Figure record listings
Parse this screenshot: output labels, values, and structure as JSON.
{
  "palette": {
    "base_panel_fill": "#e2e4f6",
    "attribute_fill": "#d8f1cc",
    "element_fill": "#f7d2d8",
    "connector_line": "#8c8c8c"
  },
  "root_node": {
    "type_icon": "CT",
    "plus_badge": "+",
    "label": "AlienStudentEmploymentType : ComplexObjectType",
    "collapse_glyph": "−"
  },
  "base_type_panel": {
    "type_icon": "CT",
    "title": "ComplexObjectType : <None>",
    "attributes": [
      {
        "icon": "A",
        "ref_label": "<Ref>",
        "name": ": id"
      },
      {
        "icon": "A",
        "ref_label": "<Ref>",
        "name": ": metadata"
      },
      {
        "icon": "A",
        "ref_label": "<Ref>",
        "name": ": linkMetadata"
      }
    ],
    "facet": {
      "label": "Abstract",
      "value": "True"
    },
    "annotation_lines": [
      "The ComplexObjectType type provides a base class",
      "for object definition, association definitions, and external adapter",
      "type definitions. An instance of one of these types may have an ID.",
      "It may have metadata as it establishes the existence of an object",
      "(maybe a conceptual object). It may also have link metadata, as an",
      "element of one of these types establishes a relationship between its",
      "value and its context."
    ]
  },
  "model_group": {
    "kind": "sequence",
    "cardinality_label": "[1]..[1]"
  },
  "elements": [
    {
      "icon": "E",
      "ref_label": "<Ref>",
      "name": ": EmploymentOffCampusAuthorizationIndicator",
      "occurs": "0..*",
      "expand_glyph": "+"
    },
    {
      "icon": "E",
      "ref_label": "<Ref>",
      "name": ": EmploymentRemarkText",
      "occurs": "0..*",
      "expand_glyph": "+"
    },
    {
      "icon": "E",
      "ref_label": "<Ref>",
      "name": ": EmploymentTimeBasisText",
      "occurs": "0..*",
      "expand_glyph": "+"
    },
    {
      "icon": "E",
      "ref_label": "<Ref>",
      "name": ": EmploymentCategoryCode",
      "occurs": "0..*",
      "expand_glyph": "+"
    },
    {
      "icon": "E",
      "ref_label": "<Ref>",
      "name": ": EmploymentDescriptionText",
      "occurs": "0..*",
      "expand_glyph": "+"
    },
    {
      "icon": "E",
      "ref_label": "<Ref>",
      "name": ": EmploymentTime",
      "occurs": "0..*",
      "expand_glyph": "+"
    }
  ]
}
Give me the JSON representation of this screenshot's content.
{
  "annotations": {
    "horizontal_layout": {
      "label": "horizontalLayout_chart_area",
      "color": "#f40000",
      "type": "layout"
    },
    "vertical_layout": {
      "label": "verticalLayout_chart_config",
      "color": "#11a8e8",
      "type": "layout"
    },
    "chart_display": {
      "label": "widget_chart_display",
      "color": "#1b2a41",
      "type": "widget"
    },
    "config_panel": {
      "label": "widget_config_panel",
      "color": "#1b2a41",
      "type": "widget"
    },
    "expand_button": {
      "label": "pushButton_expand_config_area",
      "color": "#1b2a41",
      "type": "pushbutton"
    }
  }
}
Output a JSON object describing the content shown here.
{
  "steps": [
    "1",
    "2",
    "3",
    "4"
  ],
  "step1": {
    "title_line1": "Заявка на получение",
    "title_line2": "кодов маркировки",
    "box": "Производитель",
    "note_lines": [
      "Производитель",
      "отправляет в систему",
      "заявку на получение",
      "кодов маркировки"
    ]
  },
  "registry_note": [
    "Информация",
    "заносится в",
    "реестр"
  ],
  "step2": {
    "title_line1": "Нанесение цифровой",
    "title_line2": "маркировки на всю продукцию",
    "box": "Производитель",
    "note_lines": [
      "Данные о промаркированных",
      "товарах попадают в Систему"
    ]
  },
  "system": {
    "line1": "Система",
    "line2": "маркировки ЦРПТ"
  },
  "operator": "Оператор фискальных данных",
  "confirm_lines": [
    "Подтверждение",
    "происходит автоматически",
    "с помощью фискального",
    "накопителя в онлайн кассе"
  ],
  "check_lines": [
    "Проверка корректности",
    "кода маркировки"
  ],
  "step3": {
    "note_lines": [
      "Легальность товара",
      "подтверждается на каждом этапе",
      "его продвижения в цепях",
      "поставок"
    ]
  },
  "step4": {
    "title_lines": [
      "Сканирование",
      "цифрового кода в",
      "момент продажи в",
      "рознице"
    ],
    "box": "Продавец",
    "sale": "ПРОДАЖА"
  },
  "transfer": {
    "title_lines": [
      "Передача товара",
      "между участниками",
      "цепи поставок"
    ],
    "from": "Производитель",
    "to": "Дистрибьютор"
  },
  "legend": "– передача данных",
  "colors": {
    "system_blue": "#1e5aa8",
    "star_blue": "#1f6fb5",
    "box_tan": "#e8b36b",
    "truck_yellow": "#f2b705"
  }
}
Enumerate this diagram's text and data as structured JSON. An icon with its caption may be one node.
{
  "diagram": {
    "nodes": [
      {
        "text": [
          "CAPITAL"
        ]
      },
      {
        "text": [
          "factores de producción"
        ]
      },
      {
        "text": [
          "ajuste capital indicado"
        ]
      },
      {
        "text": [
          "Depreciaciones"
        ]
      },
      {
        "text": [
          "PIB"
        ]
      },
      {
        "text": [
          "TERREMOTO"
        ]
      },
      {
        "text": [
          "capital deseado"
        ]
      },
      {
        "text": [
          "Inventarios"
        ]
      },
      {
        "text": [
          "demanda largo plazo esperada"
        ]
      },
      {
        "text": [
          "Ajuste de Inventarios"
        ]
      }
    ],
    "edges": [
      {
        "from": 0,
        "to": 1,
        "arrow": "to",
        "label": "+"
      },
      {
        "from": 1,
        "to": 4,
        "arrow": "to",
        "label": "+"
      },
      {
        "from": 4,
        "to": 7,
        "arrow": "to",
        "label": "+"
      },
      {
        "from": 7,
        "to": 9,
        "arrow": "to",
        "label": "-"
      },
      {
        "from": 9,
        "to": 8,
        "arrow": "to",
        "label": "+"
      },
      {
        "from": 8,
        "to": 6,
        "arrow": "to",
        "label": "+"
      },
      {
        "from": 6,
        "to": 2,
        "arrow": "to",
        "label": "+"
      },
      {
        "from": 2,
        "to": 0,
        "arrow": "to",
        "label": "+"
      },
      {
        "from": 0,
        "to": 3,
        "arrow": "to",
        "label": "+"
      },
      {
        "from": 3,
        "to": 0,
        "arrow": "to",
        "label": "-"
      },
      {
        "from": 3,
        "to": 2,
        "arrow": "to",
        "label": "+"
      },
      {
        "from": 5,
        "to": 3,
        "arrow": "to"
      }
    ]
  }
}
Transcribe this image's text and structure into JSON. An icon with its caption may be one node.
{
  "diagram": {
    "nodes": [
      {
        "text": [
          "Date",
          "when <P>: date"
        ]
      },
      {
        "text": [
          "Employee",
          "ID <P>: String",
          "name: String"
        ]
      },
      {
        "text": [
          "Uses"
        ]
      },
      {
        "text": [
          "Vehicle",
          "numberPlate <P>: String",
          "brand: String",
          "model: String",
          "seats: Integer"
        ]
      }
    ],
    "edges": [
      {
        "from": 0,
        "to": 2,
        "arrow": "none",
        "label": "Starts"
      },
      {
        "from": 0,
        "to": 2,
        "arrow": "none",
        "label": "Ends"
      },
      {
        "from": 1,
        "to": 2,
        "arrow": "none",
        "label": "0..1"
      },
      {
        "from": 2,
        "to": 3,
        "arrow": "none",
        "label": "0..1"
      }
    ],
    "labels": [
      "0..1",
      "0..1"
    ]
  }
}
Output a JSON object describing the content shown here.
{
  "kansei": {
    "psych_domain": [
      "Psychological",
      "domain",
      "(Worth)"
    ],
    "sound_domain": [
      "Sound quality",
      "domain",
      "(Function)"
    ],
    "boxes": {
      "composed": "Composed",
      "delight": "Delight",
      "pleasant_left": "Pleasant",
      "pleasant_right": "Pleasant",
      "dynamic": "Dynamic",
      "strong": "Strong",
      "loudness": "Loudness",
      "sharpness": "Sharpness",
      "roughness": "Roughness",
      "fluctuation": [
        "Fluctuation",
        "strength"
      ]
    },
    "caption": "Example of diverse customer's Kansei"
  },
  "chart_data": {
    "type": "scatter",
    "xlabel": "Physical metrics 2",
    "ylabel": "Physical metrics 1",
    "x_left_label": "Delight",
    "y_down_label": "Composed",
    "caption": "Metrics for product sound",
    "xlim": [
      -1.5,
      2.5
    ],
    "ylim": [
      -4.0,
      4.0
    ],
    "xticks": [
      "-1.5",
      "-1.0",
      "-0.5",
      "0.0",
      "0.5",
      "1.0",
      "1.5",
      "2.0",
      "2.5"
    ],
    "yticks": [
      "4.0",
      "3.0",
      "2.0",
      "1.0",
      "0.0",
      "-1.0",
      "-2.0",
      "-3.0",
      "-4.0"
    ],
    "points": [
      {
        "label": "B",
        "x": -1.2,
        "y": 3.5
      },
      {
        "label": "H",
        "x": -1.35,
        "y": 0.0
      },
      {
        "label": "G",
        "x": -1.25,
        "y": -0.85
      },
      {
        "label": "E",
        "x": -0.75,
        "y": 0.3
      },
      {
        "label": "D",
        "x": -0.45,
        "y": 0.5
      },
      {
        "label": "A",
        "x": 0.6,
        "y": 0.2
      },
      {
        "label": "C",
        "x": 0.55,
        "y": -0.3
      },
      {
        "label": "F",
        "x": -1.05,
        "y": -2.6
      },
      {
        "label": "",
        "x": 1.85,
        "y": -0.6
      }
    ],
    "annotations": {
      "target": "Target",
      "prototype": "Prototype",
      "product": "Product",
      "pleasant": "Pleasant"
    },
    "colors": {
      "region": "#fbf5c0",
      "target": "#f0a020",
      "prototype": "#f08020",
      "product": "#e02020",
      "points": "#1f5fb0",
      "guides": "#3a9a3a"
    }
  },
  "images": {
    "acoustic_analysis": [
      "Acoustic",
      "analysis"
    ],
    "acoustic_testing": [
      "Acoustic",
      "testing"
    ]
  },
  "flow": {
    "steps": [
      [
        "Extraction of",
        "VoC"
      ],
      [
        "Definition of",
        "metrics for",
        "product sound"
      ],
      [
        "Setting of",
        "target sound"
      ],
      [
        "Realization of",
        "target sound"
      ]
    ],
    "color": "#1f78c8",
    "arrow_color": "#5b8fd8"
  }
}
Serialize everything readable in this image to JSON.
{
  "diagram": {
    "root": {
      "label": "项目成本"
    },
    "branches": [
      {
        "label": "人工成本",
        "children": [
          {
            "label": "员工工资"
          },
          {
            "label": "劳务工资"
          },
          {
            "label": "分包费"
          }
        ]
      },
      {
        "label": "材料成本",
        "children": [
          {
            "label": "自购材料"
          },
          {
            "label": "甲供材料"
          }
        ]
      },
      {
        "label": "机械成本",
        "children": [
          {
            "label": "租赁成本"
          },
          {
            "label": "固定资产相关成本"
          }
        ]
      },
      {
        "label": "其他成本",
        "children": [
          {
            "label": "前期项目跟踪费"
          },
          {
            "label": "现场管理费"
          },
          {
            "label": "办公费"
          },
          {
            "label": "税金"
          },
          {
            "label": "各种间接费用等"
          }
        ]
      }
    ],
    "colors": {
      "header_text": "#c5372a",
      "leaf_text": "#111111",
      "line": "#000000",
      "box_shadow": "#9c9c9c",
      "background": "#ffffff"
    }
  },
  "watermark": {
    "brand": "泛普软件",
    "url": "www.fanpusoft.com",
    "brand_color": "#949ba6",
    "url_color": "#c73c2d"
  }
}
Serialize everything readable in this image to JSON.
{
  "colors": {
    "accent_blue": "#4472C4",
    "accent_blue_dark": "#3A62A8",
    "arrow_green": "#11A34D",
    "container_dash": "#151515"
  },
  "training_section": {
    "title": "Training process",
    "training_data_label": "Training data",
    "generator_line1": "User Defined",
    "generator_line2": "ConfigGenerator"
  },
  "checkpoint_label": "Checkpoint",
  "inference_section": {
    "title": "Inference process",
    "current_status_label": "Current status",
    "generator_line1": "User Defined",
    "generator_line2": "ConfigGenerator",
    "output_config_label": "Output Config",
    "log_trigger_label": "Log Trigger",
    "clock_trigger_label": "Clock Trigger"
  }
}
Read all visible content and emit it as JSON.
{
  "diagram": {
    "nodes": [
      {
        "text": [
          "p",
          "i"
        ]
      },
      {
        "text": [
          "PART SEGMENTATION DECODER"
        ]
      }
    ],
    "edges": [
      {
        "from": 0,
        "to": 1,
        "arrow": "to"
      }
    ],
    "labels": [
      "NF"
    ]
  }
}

Challenge
List all lines holding the string "establishes".

Expected answer
      "It may have metadata as it establishes the existence of an object",
      "element of one of these types establishes a relationship between its",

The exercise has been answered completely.